Task data>

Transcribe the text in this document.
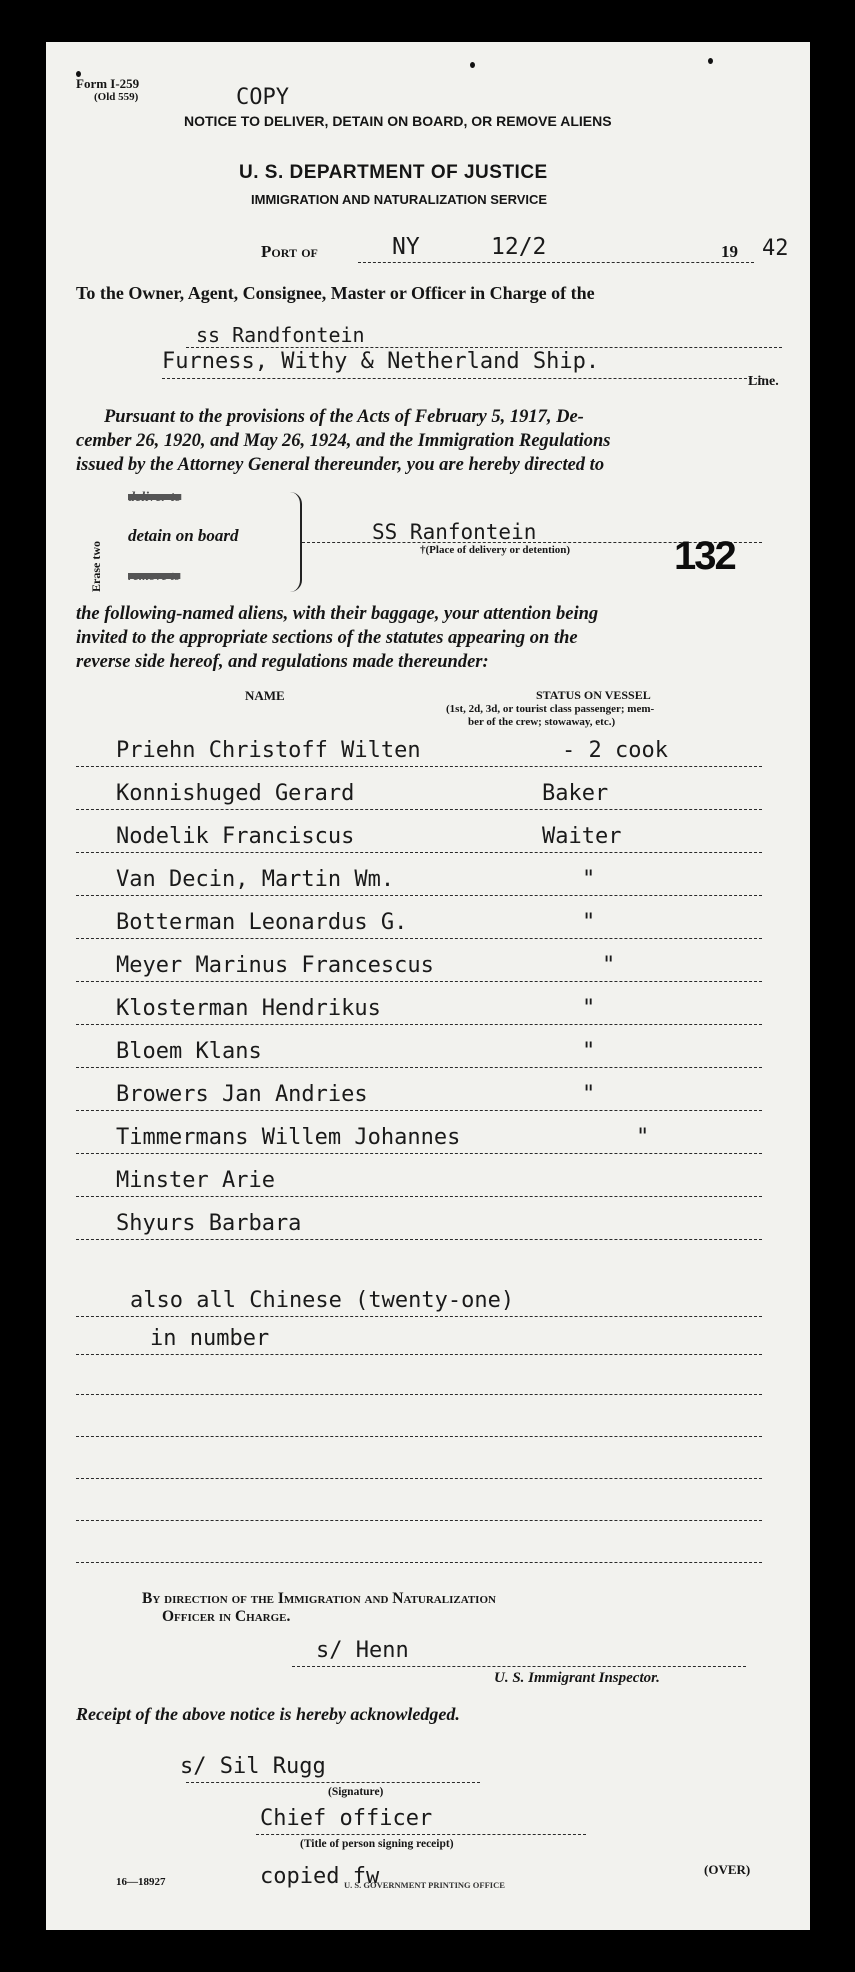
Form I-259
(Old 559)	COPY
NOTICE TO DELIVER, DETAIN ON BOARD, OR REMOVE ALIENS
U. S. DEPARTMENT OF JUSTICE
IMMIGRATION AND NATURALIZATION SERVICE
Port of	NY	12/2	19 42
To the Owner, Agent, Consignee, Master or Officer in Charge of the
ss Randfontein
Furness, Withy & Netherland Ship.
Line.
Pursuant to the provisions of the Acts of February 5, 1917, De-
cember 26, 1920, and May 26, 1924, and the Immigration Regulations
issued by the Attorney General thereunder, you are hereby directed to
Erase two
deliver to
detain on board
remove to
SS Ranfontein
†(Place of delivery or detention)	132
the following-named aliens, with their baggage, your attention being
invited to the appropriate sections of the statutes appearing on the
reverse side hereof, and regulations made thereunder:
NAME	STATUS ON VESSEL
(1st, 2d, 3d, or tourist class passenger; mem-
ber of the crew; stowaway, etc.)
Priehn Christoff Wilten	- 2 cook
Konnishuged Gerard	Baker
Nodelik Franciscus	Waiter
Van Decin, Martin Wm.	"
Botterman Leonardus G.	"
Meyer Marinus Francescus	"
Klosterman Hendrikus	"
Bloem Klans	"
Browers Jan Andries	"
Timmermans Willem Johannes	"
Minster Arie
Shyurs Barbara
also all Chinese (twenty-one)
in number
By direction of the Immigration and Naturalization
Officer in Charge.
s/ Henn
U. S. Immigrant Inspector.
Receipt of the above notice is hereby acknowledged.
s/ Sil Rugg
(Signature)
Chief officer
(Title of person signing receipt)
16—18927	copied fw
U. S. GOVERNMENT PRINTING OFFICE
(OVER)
==
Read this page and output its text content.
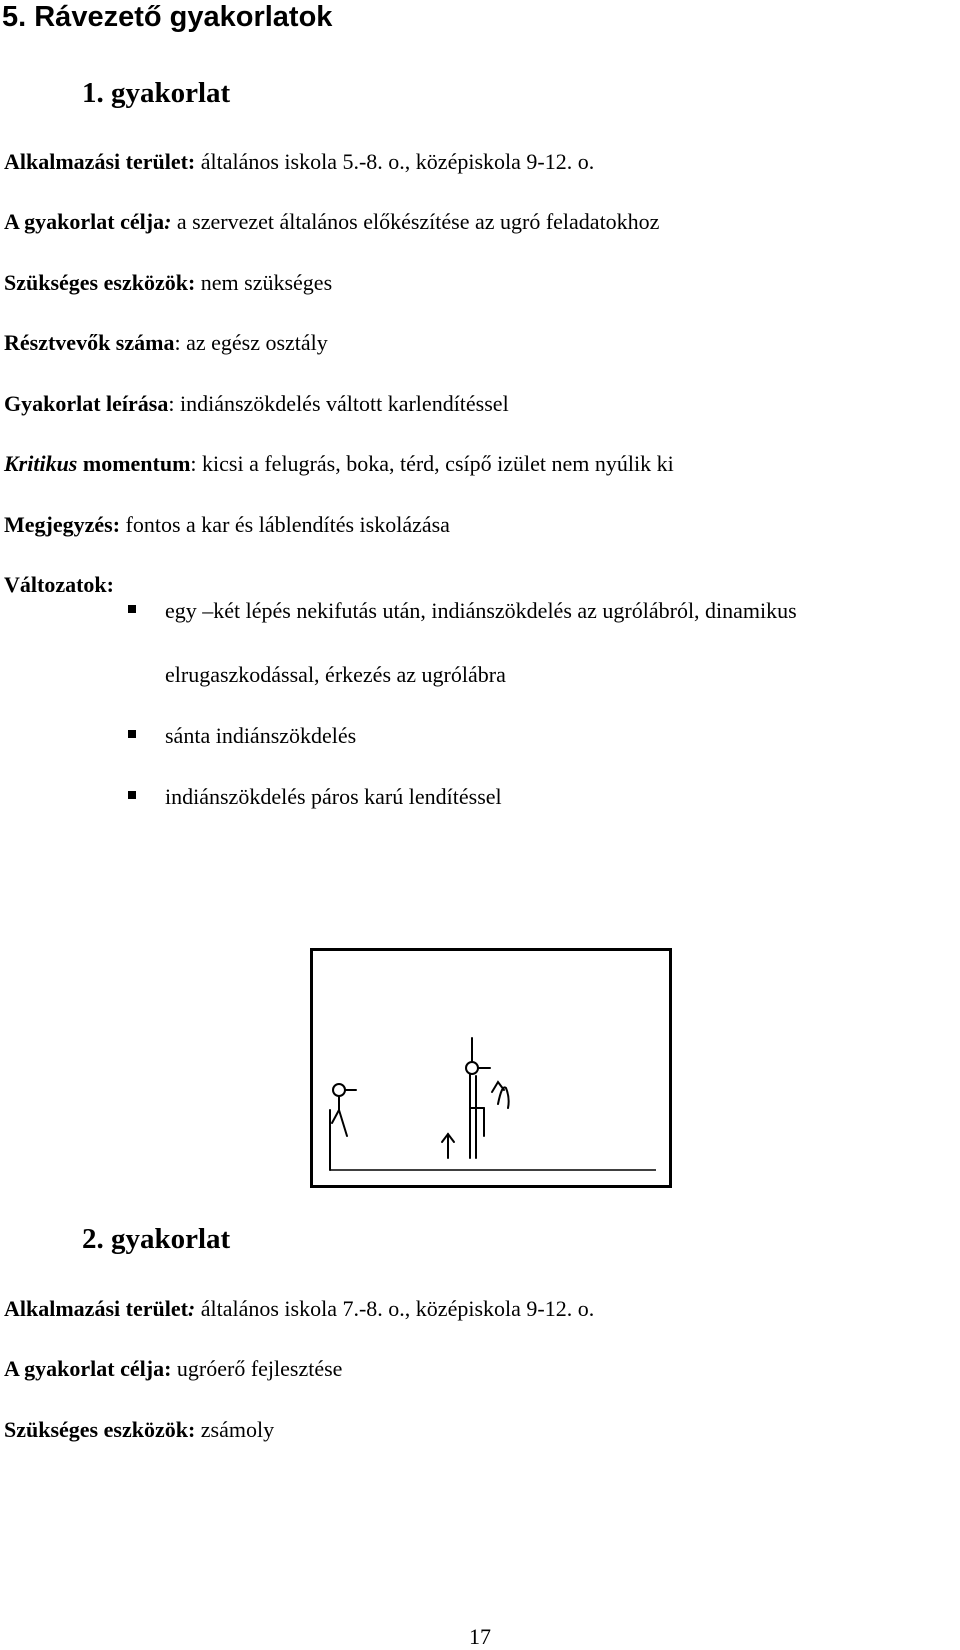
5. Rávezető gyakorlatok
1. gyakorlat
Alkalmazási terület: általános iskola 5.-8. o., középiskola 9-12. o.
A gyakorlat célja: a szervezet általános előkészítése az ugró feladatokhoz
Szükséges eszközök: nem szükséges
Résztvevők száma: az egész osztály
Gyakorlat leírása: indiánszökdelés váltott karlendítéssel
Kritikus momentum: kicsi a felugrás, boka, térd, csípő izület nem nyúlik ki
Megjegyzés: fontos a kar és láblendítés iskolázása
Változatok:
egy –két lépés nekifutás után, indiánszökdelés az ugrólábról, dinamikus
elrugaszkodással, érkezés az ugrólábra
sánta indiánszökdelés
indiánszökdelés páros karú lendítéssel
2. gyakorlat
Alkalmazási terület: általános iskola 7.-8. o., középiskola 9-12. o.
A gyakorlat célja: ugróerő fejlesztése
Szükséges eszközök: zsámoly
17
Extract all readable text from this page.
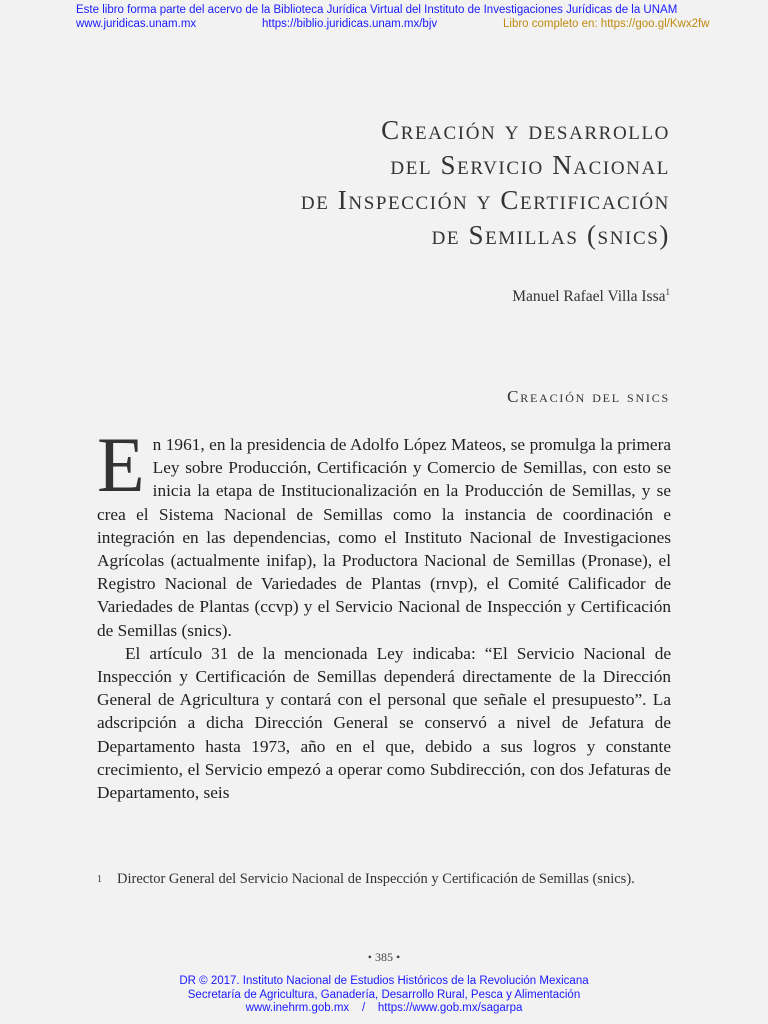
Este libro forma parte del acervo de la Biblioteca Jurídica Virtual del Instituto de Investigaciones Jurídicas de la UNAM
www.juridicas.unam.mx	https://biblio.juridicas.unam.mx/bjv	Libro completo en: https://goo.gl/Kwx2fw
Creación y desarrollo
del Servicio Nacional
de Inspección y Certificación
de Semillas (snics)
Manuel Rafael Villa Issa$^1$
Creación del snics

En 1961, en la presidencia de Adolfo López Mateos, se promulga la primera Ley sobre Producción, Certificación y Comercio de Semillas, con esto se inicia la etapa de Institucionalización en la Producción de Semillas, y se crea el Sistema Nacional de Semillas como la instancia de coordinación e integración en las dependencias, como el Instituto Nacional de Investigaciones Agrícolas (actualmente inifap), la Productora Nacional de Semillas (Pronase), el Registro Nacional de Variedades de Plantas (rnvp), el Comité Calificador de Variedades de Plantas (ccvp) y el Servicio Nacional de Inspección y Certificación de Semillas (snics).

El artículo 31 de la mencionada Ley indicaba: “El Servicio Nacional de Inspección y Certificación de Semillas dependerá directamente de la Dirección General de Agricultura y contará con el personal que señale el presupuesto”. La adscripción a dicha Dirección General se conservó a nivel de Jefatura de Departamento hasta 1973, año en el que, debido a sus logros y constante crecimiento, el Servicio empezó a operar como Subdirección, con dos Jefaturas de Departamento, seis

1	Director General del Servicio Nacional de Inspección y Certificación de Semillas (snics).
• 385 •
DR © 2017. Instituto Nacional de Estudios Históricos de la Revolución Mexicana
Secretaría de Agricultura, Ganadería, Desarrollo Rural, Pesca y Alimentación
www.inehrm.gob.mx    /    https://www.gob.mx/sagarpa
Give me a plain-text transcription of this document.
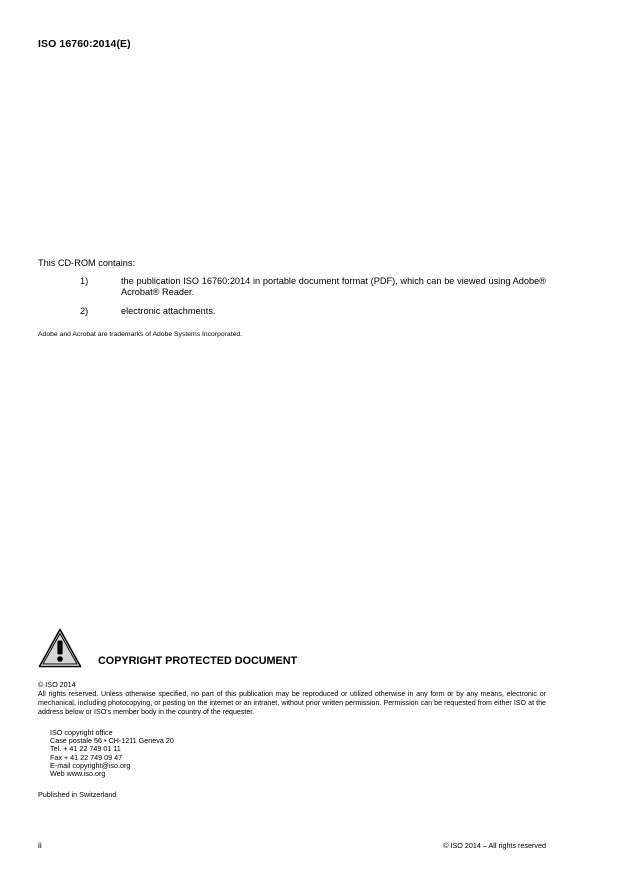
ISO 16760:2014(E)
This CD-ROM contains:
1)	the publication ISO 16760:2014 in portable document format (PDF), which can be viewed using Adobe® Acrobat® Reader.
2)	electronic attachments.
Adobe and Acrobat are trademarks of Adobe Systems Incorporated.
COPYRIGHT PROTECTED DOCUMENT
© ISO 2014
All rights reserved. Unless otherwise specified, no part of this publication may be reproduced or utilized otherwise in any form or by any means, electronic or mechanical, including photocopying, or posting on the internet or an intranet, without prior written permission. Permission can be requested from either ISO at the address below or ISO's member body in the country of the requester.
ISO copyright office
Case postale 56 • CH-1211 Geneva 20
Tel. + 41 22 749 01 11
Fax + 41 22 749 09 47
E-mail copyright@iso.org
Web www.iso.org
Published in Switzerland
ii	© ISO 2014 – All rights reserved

What to do>
Copy down every line of the material above that includes the string "célja".

Right answer>
A gyakorlat célja: a szervezet általános előkészítése az ugró feladatokhoz
A gyakorlat célja: ugróerő fejlesztése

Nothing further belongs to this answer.